* **Materials provided**:
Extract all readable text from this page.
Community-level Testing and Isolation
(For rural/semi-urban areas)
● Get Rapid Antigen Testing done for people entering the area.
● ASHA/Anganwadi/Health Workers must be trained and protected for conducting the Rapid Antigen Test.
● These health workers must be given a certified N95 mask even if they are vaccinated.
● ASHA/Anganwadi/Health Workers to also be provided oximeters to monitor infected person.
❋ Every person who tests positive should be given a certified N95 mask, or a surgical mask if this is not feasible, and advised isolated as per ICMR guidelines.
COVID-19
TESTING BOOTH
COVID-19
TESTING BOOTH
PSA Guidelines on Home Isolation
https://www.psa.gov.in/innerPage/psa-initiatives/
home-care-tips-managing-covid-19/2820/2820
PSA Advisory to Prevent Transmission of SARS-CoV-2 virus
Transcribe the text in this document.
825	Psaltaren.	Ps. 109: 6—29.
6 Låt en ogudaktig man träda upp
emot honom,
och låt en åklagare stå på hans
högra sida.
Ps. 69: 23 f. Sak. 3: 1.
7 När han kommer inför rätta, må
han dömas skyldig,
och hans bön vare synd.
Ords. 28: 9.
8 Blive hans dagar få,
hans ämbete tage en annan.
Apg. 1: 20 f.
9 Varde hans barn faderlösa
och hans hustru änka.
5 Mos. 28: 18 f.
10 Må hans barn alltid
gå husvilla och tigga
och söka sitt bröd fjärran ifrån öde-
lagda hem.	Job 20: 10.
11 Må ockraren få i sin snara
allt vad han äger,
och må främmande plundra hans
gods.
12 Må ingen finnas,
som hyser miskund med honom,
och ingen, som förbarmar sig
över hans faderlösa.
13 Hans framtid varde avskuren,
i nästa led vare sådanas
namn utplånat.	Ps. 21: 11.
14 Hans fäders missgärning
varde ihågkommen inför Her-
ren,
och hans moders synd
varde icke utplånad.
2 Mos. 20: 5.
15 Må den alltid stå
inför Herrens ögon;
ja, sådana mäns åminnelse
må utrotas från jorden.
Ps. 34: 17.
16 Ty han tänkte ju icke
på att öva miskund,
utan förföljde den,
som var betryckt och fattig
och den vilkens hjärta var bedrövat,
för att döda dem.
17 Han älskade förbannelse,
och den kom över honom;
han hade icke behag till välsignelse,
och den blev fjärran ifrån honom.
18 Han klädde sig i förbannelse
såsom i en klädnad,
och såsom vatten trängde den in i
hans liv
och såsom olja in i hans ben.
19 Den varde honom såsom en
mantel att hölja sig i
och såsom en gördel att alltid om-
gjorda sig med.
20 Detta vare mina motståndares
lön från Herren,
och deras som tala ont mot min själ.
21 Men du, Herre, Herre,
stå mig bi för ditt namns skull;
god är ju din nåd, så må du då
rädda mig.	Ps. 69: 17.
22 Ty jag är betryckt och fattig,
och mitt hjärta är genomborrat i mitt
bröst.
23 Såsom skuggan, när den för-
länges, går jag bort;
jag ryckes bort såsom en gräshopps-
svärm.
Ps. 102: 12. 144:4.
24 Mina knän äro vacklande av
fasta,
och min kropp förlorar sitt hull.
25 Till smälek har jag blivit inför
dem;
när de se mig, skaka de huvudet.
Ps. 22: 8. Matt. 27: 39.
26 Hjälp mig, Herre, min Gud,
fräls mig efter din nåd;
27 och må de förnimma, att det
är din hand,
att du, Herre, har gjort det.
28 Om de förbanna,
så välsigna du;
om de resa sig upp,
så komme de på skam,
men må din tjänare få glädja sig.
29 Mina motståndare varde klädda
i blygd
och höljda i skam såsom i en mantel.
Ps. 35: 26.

* **Problem details**: All the entries above need to be repeated word for word.

* **Task response**:
Extract all readable text from this page.
Community-level Testing and Isolation
(For rural/semi-urban areas)
● Get Rapid Antigen Testing done for people entering the area.
● ASHA/Anganwadi/Health Workers must be trained and protected for conducting the Rapid Antigen Test.
● These health workers must be given a certified N95 mask even if they are vaccinated.
● ASHA/Anganwadi/Health Workers to also be provided oximeters to monitor infected person.
❋ Every person who tests positive should be given a certified N95 mask, or a surgical mask if this is not feasible, and advised isolated as per ICMR guidelines.
COVID-19
TESTING BOOTH
COVID-19
TESTING BOOTH
PSA Guidelines on Home Isolation
https://www.psa.gov.in/innerPage/psa-initiatives/
home-care-tips-managing-covid-19/2820/2820
PSA Advisory to Prevent Transmission of SARS-CoV-2 virus
Transcribe the text in this document.
825	Psaltaren.	Ps. 109: 6—29.
6 Låt en ogudaktig man träda upp
emot honom,
och låt en åklagare stå på hans
högra sida.
Ps. 69: 23 f. Sak. 3: 1.
7 När han kommer inför rätta, må
han dömas skyldig,
och hans bön vare synd.
Ords. 28: 9.
8 Blive hans dagar få,
hans ämbete tage en annan.
Apg. 1: 20 f.
9 Varde hans barn faderlösa
och hans hustru änka.
5 Mos. 28: 18 f.
10 Må hans barn alltid
gå husvilla och tigga
och söka sitt bröd fjärran ifrån öde-
lagda hem.	Job 20: 10.
11 Må ockraren få i sin snara
allt vad han äger,
och må främmande plundra hans
gods.
12 Må ingen finnas,
som hyser miskund med honom,
och ingen, som förbarmar sig
över hans faderlösa.
13 Hans framtid varde avskuren,
i nästa led vare sådanas
namn utplånat.	Ps. 21: 11.
14 Hans fäders missgärning
varde ihågkommen inför Her-
ren,
och hans moders synd
varde icke utplånad.
2 Mos. 20: 5.
15 Må den alltid stå
inför Herrens ögon;
ja, sådana mäns åminnelse
må utrotas från jorden.
Ps. 34: 17.
16 Ty han tänkte ju icke
på att öva miskund,
utan förföljde den,
som var betryckt och fattig
och den vilkens hjärta var bedrövat,
för att döda dem.
17 Han älskade förbannelse,
och den kom över honom;
han hade icke behag till välsignelse,
och den blev fjärran ifrån honom.
18 Han klädde sig i förbannelse
såsom i en klädnad,
och såsom vatten trängde den in i
hans liv
och såsom olja in i hans ben.
19 Den varde honom såsom en
mantel att hölja sig i
och såsom en gördel att alltid om-
gjorda sig med.
20 Detta vare mina motståndares
lön från Herren,
och deras som tala ont mot min själ.
21 Men du, Herre, Herre,
stå mig bi för ditt namns skull;
god är ju din nåd, så må du då
rädda mig.	Ps. 69: 17.
22 Ty jag är betryckt och fattig,
och mitt hjärta är genomborrat i mitt
bröst.
23 Såsom skuggan, när den för-
länges, går jag bort;
jag ryckes bort såsom en gräshopps-
svärm.
Ps. 102: 12. 144:4.
24 Mina knän äro vacklande av
fasta,
och min kropp förlorar sitt hull.
25 Till smälek har jag blivit inför
dem;
när de se mig, skaka de huvudet.
Ps. 22: 8. Matt. 27: 39.
26 Hjälp mig, Herre, min Gud,
fräls mig efter din nåd;
27 och må de förnimma, att det
är din hand,
att du, Herre, har gjort det.
28 Om de förbanna,
så välsigna du;
om de resa sig upp,
så komme de på skam,
men må din tjänare få glädja sig.
29 Mina motståndare varde klädda
i blygd
och höljda i skam såsom i en mantel.
Ps. 35: 26.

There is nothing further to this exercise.